TASK OBJECTIVE:
Drop every picture and copy exactly the lines from the one with "Extract the structured" through the last line of the listing below.

RECORDED DATA:
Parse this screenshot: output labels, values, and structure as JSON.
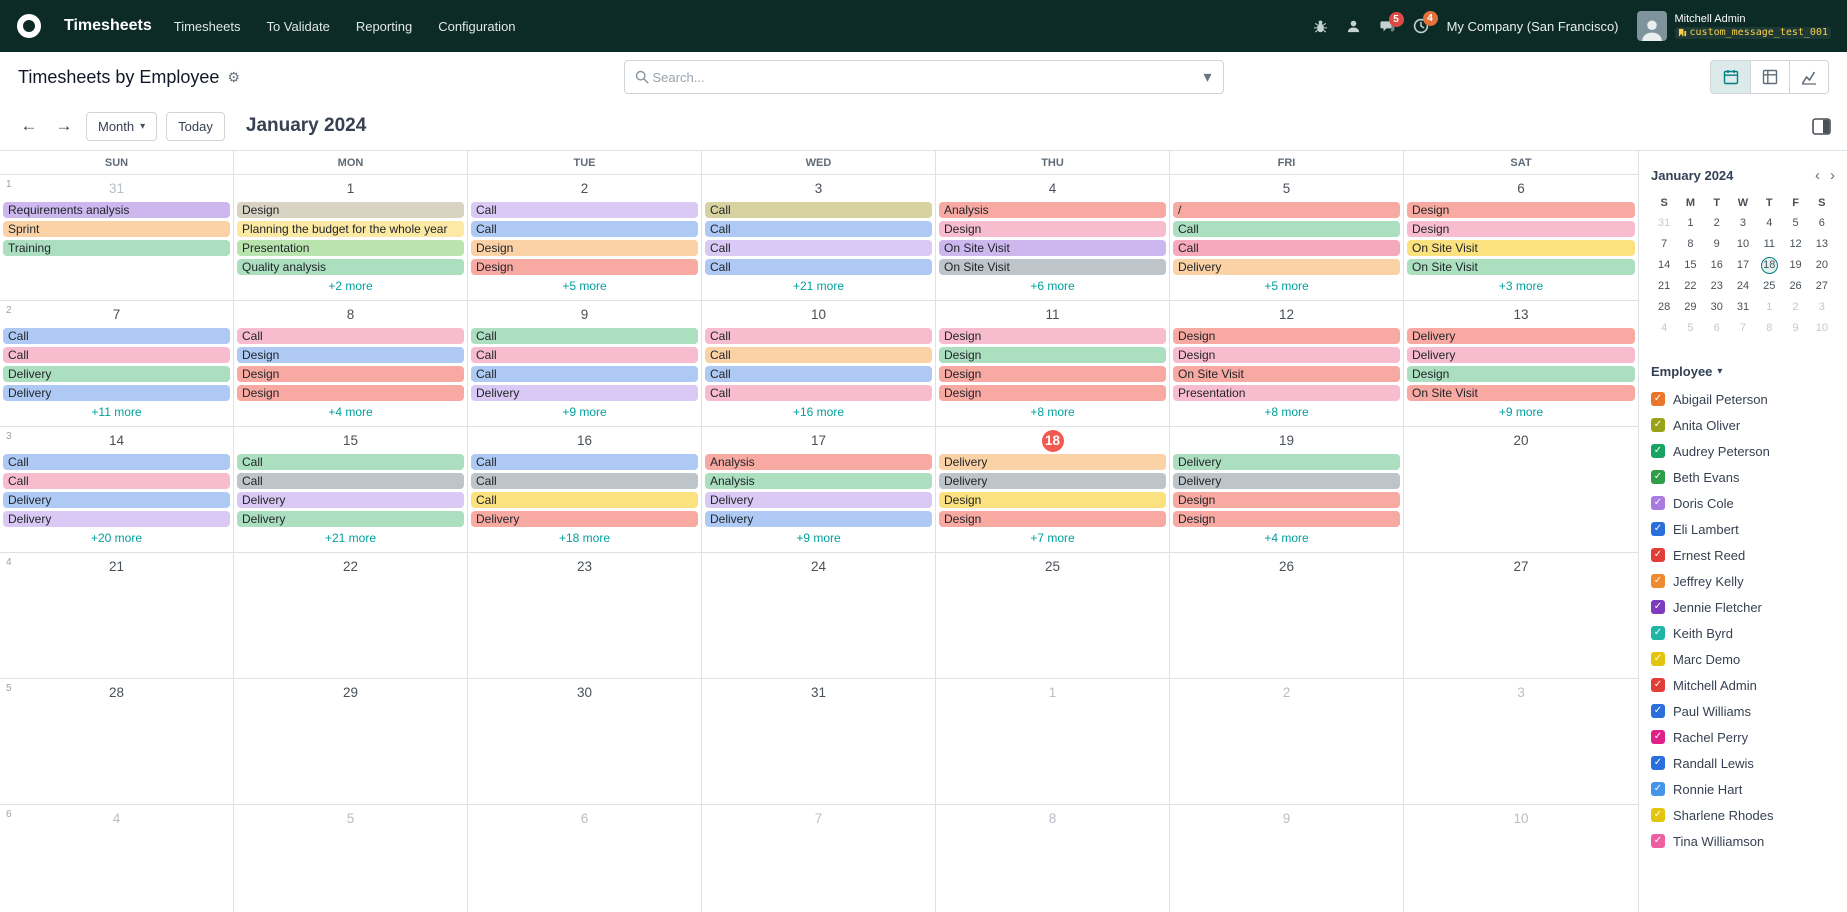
{
  "navbar": {
    "app_name": "Timesheets",
    "menus": [
      "Timesheets",
      "To Validate",
      "Reporting",
      "Configuration"
    ],
    "message_badge": "5",
    "activity_badge": "4",
    "company": "My Company (San Francisco)",
    "user_name": "Mitchell Admin",
    "user_badge": "custom_message_test_001"
  },
  "control_panel": {
    "title": "Timesheets by Employee",
    "search_placeholder": "Search..."
  },
  "toolbar": {
    "scale_label": "Month",
    "today_label": "Today",
    "period_title": "January 2024"
  },
  "icons": {
    "prev": "←",
    "next": "→",
    "dropdown_caret": "▾",
    "gear": "⚙",
    "chevron_left": "‹",
    "chevron_right": "›",
    "check": "✓"
  },
  "palette": {
    "purple": "#cdb7ef",
    "lavender": "#dac9f4",
    "peach": "#fbd2a6",
    "mint": "#abdfc0",
    "green": "#b9e4ae",
    "khaki": "#d8d2a0",
    "tan": "#d8d3c2",
    "yellow": "#fbe9a4",
    "gold": "#fce27e",
    "salmon": "#f8a9a2",
    "pink": "#f7bdcf",
    "rose": "#f5a9ba",
    "blue": "#aecaf4",
    "gray": "#bdc4ca"
  },
  "calendar": {
    "day_headers": [
      "SUN",
      "MON",
      "TUE",
      "WED",
      "THU",
      "FRI",
      "SAT"
    ],
    "weeks": [
      {
        "num": "1",
        "days": [
          {
            "d": "31",
            "muted": true,
            "events": [
              {
                "t": "Requirements analysis",
                "c": "purple"
              },
              {
                "t": "Sprint",
                "c": "peach"
              },
              {
                "t": "Training",
                "c": "mint"
              }
            ],
            "more": ""
          },
          {
            "d": "1",
            "events": [
              {
                "t": "Design",
                "c": "tan"
              },
              {
                "t": "Planning the budget for the whole year",
                "c": "yellow"
              },
              {
                "t": "Presentation",
                "c": "green"
              },
              {
                "t": "Quality analysis",
                "c": "mint"
              }
            ],
            "more": "+2 more"
          },
          {
            "d": "2",
            "events": [
              {
                "t": "Call",
                "c": "lavender"
              },
              {
                "t": "Call",
                "c": "blue"
              },
              {
                "t": "Design",
                "c": "peach"
              },
              {
                "t": "Design",
                "c": "salmon"
              }
            ],
            "more": "+5 more"
          },
          {
            "d": "3",
            "events": [
              {
                "t": "Call",
                "c": "khaki"
              },
              {
                "t": "Call",
                "c": "blue"
              },
              {
                "t": "Call",
                "c": "lavender"
              },
              {
                "t": "Call",
                "c": "blue"
              }
            ],
            "more": "+21 more"
          },
          {
            "d": "4",
            "events": [
              {
                "t": "Analysis",
                "c": "salmon"
              },
              {
                "t": "Design",
                "c": "pink"
              },
              {
                "t": "On Site Visit",
                "c": "purple"
              },
              {
                "t": "On Site Visit",
                "c": "gray"
              }
            ],
            "more": "+6 more"
          },
          {
            "d": "5",
            "events": [
              {
                "t": "/",
                "c": "salmon"
              },
              {
                "t": "Call",
                "c": "mint"
              },
              {
                "t": "Call",
                "c": "rose"
              },
              {
                "t": "Delivery",
                "c": "peach"
              }
            ],
            "more": "+5 more"
          },
          {
            "d": "6",
            "events": [
              {
                "t": "Design",
                "c": "salmon"
              },
              {
                "t": "Design",
                "c": "pink"
              },
              {
                "t": "On Site Visit",
                "c": "gold"
              },
              {
                "t": "On Site Visit",
                "c": "mint"
              }
            ],
            "more": "+3 more"
          }
        ]
      },
      {
        "num": "2",
        "days": [
          {
            "d": "7",
            "events": [
              {
                "t": "Call",
                "c": "blue"
              },
              {
                "t": "Call",
                "c": "pink"
              },
              {
                "t": "Delivery",
                "c": "mint"
              },
              {
                "t": "Delivery",
                "c": "blue"
              }
            ],
            "more": "+11 more"
          },
          {
            "d": "8",
            "events": [
              {
                "t": "Call",
                "c": "pink"
              },
              {
                "t": "Design",
                "c": "blue"
              },
              {
                "t": "Design",
                "c": "salmon"
              },
              {
                "t": "Design",
                "c": "salmon"
              }
            ],
            "more": "+4 more"
          },
          {
            "d": "9",
            "events": [
              {
                "t": "Call",
                "c": "mint"
              },
              {
                "t": "Call",
                "c": "pink"
              },
              {
                "t": "Call",
                "c": "blue"
              },
              {
                "t": "Delivery",
                "c": "lavender"
              }
            ],
            "more": "+9 more"
          },
          {
            "d": "10",
            "events": [
              {
                "t": "Call",
                "c": "pink"
              },
              {
                "t": "Call",
                "c": "peach"
              },
              {
                "t": "Call",
                "c": "blue"
              },
              {
                "t": "Call",
                "c": "pink"
              }
            ],
            "more": "+16 more"
          },
          {
            "d": "11",
            "events": [
              {
                "t": "Design",
                "c": "pink"
              },
              {
                "t": "Design",
                "c": "mint"
              },
              {
                "t": "Design",
                "c": "salmon"
              },
              {
                "t": "Design",
                "c": "salmon"
              }
            ],
            "more": "+8 more"
          },
          {
            "d": "12",
            "events": [
              {
                "t": "Design",
                "c": "salmon"
              },
              {
                "t": "Design",
                "c": "pink"
              },
              {
                "t": "On Site Visit",
                "c": "salmon"
              },
              {
                "t": "Presentation",
                "c": "pink"
              }
            ],
            "more": "+8 more"
          },
          {
            "d": "13",
            "events": [
              {
                "t": "Delivery",
                "c": "salmon"
              },
              {
                "t": "Delivery",
                "c": "pink"
              },
              {
                "t": "Design",
                "c": "mint"
              },
              {
                "t": "On Site Visit",
                "c": "salmon"
              }
            ],
            "more": "+9 more"
          }
        ]
      },
      {
        "num": "3",
        "days": [
          {
            "d": "14",
            "events": [
              {
                "t": "Call",
                "c": "blue"
              },
              {
                "t": "Call",
                "c": "pink"
              },
              {
                "t": "Delivery",
                "c": "blue"
              },
              {
                "t": "Delivery",
                "c": "lavender"
              }
            ],
            "more": "+20 more"
          },
          {
            "d": "15",
            "events": [
              {
                "t": "Call",
                "c": "mint"
              },
              {
                "t": "Call",
                "c": "gray"
              },
              {
                "t": "Delivery",
                "c": "lavender"
              },
              {
                "t": "Delivery",
                "c": "mint"
              }
            ],
            "more": "+21 more"
          },
          {
            "d": "16",
            "events": [
              {
                "t": "Call",
                "c": "blue"
              },
              {
                "t": "Call",
                "c": "gray"
              },
              {
                "t": "Call",
                "c": "gold"
              },
              {
                "t": "Delivery",
                "c": "salmon"
              }
            ],
            "more": "+18 more"
          },
          {
            "d": "17",
            "events": [
              {
                "t": "Analysis",
                "c": "salmon"
              },
              {
                "t": "Analysis",
                "c": "mint"
              },
              {
                "t": "Delivery",
                "c": "lavender"
              },
              {
                "t": "Delivery",
                "c": "blue"
              }
            ],
            "more": "+9 more"
          },
          {
            "d": "18",
            "today": true,
            "events": [
              {
                "t": "Delivery",
                "c": "peach"
              },
              {
                "t": "Delivery",
                "c": "gray"
              },
              {
                "t": "Design",
                "c": "gold"
              },
              {
                "t": "Design",
                "c": "salmon"
              }
            ],
            "more": "+7 more"
          },
          {
            "d": "19",
            "events": [
              {
                "t": "Delivery",
                "c": "mint"
              },
              {
                "t": "Delivery",
                "c": "gray"
              },
              {
                "t": "Design",
                "c": "salmon"
              },
              {
                "t": "Design",
                "c": "salmon"
              }
            ],
            "more": "+4 more"
          },
          {
            "d": "20",
            "events": [],
            "more": ""
          }
        ]
      },
      {
        "num": "4",
        "days": [
          {
            "d": "21"
          },
          {
            "d": "22"
          },
          {
            "d": "23"
          },
          {
            "d": "24"
          },
          {
            "d": "25"
          },
          {
            "d": "26"
          },
          {
            "d": "27"
          }
        ]
      },
      {
        "num": "5",
        "days": [
          {
            "d": "28"
          },
          {
            "d": "29"
          },
          {
            "d": "30"
          },
          {
            "d": "31"
          },
          {
            "d": "1",
            "muted": true
          },
          {
            "d": "2",
            "muted": true
          },
          {
            "d": "3",
            "muted": true
          }
        ]
      },
      {
        "num": "6",
        "days": [
          {
            "d": "4",
            "muted": true
          },
          {
            "d": "5",
            "muted": true
          },
          {
            "d": "6",
            "muted": true
          },
          {
            "d": "7",
            "muted": true
          },
          {
            "d": "8",
            "muted": true
          },
          {
            "d": "9",
            "muted": true
          },
          {
            "d": "10",
            "muted": true
          }
        ]
      }
    ]
  },
  "mini_calendar": {
    "title": "January 2024",
    "day_headers": [
      "S",
      "M",
      "T",
      "W",
      "T",
      "F",
      "S"
    ],
    "weeks": [
      [
        {
          "d": "31",
          "m": true
        },
        {
          "d": "1"
        },
        {
          "d": "2"
        },
        {
          "d": "3"
        },
        {
          "d": "4"
        },
        {
          "d": "5"
        },
        {
          "d": "6"
        }
      ],
      [
        {
          "d": "7"
        },
        {
          "d": "8"
        },
        {
          "d": "9"
        },
        {
          "d": "10"
        },
        {
          "d": "11"
        },
        {
          "d": "12"
        },
        {
          "d": "13"
        }
      ],
      [
        {
          "d": "14"
        },
        {
          "d": "15"
        },
        {
          "d": "16"
        },
        {
          "d": "17"
        },
        {
          "d": "18",
          "today": true
        },
        {
          "d": "19"
        },
        {
          "d": "20"
        }
      ],
      [
        {
          "d": "21"
        },
        {
          "d": "22"
        },
        {
          "d": "23"
        },
        {
          "d": "24"
        },
        {
          "d": "25"
        },
        {
          "d": "26"
        },
        {
          "d": "27"
        }
      ],
      [
        {
          "d": "28"
        },
        {
          "d": "29"
        },
        {
          "d": "30"
        },
        {
          "d": "31"
        },
        {
          "d": "1",
          "m": true
        },
        {
          "d": "2",
          "m": true
        },
        {
          "d": "3",
          "m": true
        }
      ],
      [
        {
          "d": "4",
          "m": true
        },
        {
          "d": "5",
          "m": true
        },
        {
          "d": "6",
          "m": true
        },
        {
          "d": "7",
          "m": true
        },
        {
          "d": "8",
          "m": true
        },
        {
          "d": "9",
          "m": true
        },
        {
          "d": "10",
          "m": true
        }
      ]
    ]
  },
  "filters": {
    "section_label": "Employee",
    "employees": [
      {
        "name": "Abigail Peterson",
        "color": "#e8772c"
      },
      {
        "name": "Anita Oliver",
        "color": "#9aa317"
      },
      {
        "name": "Audrey Peterson",
        "color": "#18a362"
      },
      {
        "name": "Beth Evans",
        "color": "#2e9e48"
      },
      {
        "name": "Doris Cole",
        "color": "#a97ae0"
      },
      {
        "name": "Eli Lambert",
        "color": "#2a6fdb"
      },
      {
        "name": "Ernest Reed",
        "color": "#e13e37"
      },
      {
        "name": "Jeffrey Kelly",
        "color": "#ef8b2e"
      },
      {
        "name": "Jennie Fletcher",
        "color": "#7d3bbd"
      },
      {
        "name": "Keith Byrd",
        "color": "#1fb6a6"
      },
      {
        "name": "Marc Demo",
        "color": "#e3c50e"
      },
      {
        "name": "Mitchell Admin",
        "color": "#e13e37"
      },
      {
        "name": "Paul Williams",
        "color": "#2a6fdb"
      },
      {
        "name": "Rachel Perry",
        "color": "#e0218a"
      },
      {
        "name": "Randall Lewis",
        "color": "#2a6fdb"
      },
      {
        "name": "Ronnie Hart",
        "color": "#4596e8"
      },
      {
        "name": "Sharlene Rhodes",
        "color": "#e3c50e"
      },
      {
        "name": "Tina Williamson",
        "color": "#ed5f9f"
      }
    ]
  }
}
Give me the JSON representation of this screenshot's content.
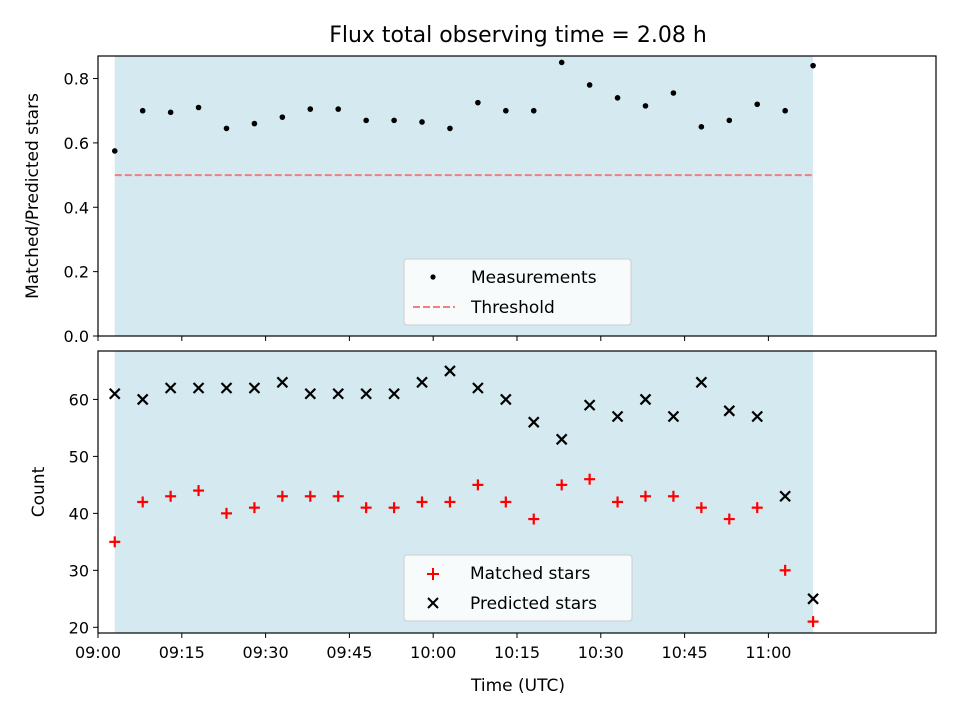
{
  "figure_title": "Flux total observing time = 2.08 h",
  "colors": {
    "band": "#d4eaf0",
    "band_edge": "#b8dde6",
    "threshold": "#f07f7f",
    "matched": "#ff0000",
    "predicted": "#000000",
    "measurement": "#000000"
  },
  "chart_data": [
    {
      "type": "scatter",
      "title": "Flux total observing time = 2.08 h",
      "ylabel": "Matched/Predicted stars",
      "xlabel": "",
      "ylim": [
        0,
        0.87
      ],
      "yticks": [
        0,
        0.2,
        0.4,
        0.6,
        0.8
      ],
      "ytick_labels": [
        "0.0",
        "0.2",
        "0.4",
        "0.6",
        "0.8"
      ],
      "shaded_span": [
        "09:03",
        "11:08"
      ],
      "series": [
        {
          "name": "Measurements",
          "marker": "dot",
          "x": [
            "09:03",
            "09:08",
            "09:13",
            "09:18",
            "09:23",
            "09:28",
            "09:33",
            "09:38",
            "09:43",
            "09:48",
            "09:53",
            "09:58",
            "10:03",
            "10:08",
            "10:13",
            "10:18",
            "10:23",
            "10:28",
            "10:33",
            "10:38",
            "10:43",
            "10:48",
            "10:53",
            "10:58",
            "11:03",
            "11:08"
          ],
          "y": [
            0.575,
            0.7,
            0.695,
            0.71,
            0.645,
            0.66,
            0.68,
            0.705,
            0.705,
            0.67,
            0.67,
            0.665,
            0.645,
            0.725,
            0.7,
            0.7,
            0.85,
            0.78,
            0.74,
            0.715,
            0.755,
            0.65,
            0.67,
            0.72,
            0.7,
            0.84
          ]
        },
        {
          "name": "Threshold",
          "style": "dashed",
          "x": [
            "09:03",
            "11:08"
          ],
          "y": [
            0.5,
            0.5
          ]
        }
      ],
      "legend": {
        "placement": "lower center",
        "entries": [
          "Measurements",
          "Threshold"
        ]
      }
    },
    {
      "type": "scatter",
      "xlabel": "Time (UTC)",
      "ylabel": "Count",
      "ylim": [
        19,
        68.5
      ],
      "yticks": [
        20,
        30,
        40,
        50,
        60
      ],
      "ytick_labels": [
        "20",
        "30",
        "40",
        "50",
        "60"
      ],
      "xlim": [
        "09:00",
        "11:30"
      ],
      "xticks": [
        "09:00",
        "09:15",
        "09:30",
        "09:45",
        "10:00",
        "10:15",
        "10:30",
        "10:45",
        "11:00"
      ],
      "xtick_labels": [
        "09:00",
        "09:15",
        "09:30",
        "09:45",
        "10:00",
        "10:15",
        "10:30",
        "10:45",
        "11:00"
      ],
      "shaded_span": [
        "09:03",
        "11:08"
      ],
      "series": [
        {
          "name": "Matched stars",
          "marker": "plus",
          "x": [
            "09:03",
            "09:08",
            "09:13",
            "09:18",
            "09:23",
            "09:28",
            "09:33",
            "09:38",
            "09:43",
            "09:48",
            "09:53",
            "09:58",
            "10:03",
            "10:08",
            "10:13",
            "10:18",
            "10:23",
            "10:28",
            "10:33",
            "10:38",
            "10:43",
            "10:48",
            "10:53",
            "10:58",
            "11:03",
            "11:08"
          ],
          "y": [
            35,
            42,
            43,
            44,
            40,
            41,
            43,
            43,
            43,
            41,
            41,
            42,
            42,
            45,
            42,
            39,
            45,
            46,
            42,
            43,
            43,
            41,
            39,
            41,
            30,
            21
          ]
        },
        {
          "name": "Predicted stars",
          "marker": "x",
          "x": [
            "09:03",
            "09:08",
            "09:13",
            "09:18",
            "09:23",
            "09:28",
            "09:33",
            "09:38",
            "09:43",
            "09:48",
            "09:53",
            "09:58",
            "10:03",
            "10:08",
            "10:13",
            "10:18",
            "10:23",
            "10:28",
            "10:33",
            "10:38",
            "10:43",
            "10:48",
            "10:53",
            "10:58",
            "11:03",
            "11:08"
          ],
          "y": [
            61,
            60,
            62,
            62,
            62,
            62,
            63,
            61,
            61,
            61,
            61,
            63,
            65,
            62,
            60,
            56,
            53,
            59,
            57,
            60,
            57,
            63,
            58,
            57,
            43,
            25
          ]
        }
      ],
      "legend": {
        "placement": "lower center",
        "entries": [
          "Matched stars",
          "Predicted stars"
        ]
      }
    }
  ]
}
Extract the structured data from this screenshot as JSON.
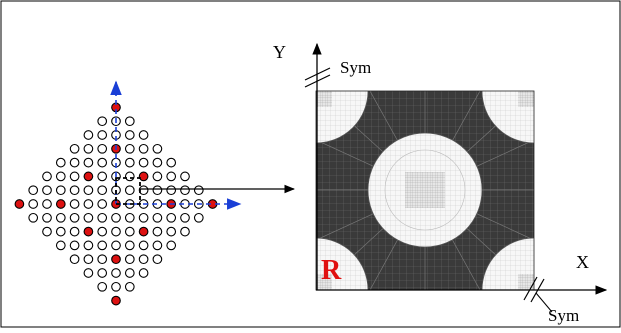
{
  "labels": {
    "y_axis": "Y",
    "x_axis": "X",
    "sym_top": "Sym",
    "sym_bottom": "Sym",
    "region": "R"
  },
  "colors": {
    "red_circle": "#dd1111",
    "hollow_circle": "#ffffff",
    "blue_axis": "#1a3fd6",
    "mesh_dark": "#3a3a3a",
    "mesh_light": "#f4f4f4",
    "region_label": "#e01010"
  },
  "lattice": {
    "grid_half_range": 7,
    "red_positions": [
      [
        0,
        -7
      ],
      [
        0,
        -4
      ],
      [
        -2,
        -2
      ],
      [
        2,
        -2
      ],
      [
        -4,
        0
      ],
      [
        0,
        0
      ],
      [
        4,
        0
      ],
      [
        -7,
        0
      ],
      [
        7,
        0
      ],
      [
        -2,
        2
      ],
      [
        2,
        2
      ],
      [
        0,
        4
      ],
      [
        0,
        7
      ]
    ]
  },
  "mesh": {
    "center_circle": true,
    "corner_quarter_circles": 4
  }
}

EXERCISE SOLUTION:
Extract the structured data from this screenshot as JSON.
{
  "labels": {
    "y_axis": "Y",
    "x_axis": "X",
    "sym_top": "Sym",
    "sym_bottom": "Sym",
    "region": "R"
  },
  "colors": {
    "red_circle": "#dd1111",
    "hollow_circle": "#ffffff",
    "blue_axis": "#1a3fd6",
    "mesh_dark": "#3a3a3a",
    "mesh_light": "#f4f4f4",
    "region_label": "#e01010"
  },
  "lattice": {
    "grid_half_range": 7,
    "red_positions": [
      [
        0,
        -7
      ],
      [
        0,
        -4
      ],
      [
        -2,
        -2
      ],
      [
        2,
        -2
      ],
      [
        -4,
        0
      ],
      [
        0,
        0
      ],
      [
        4,
        0
      ],
      [
        -7,
        0
      ],
      [
        7,
        0
      ],
      [
        -2,
        2
      ],
      [
        2,
        2
      ],
      [
        0,
        4
      ],
      [
        0,
        7
      ]
    ]
  },
  "mesh": {
    "center_circle": true,
    "corner_quarter_circles": 4
  }
}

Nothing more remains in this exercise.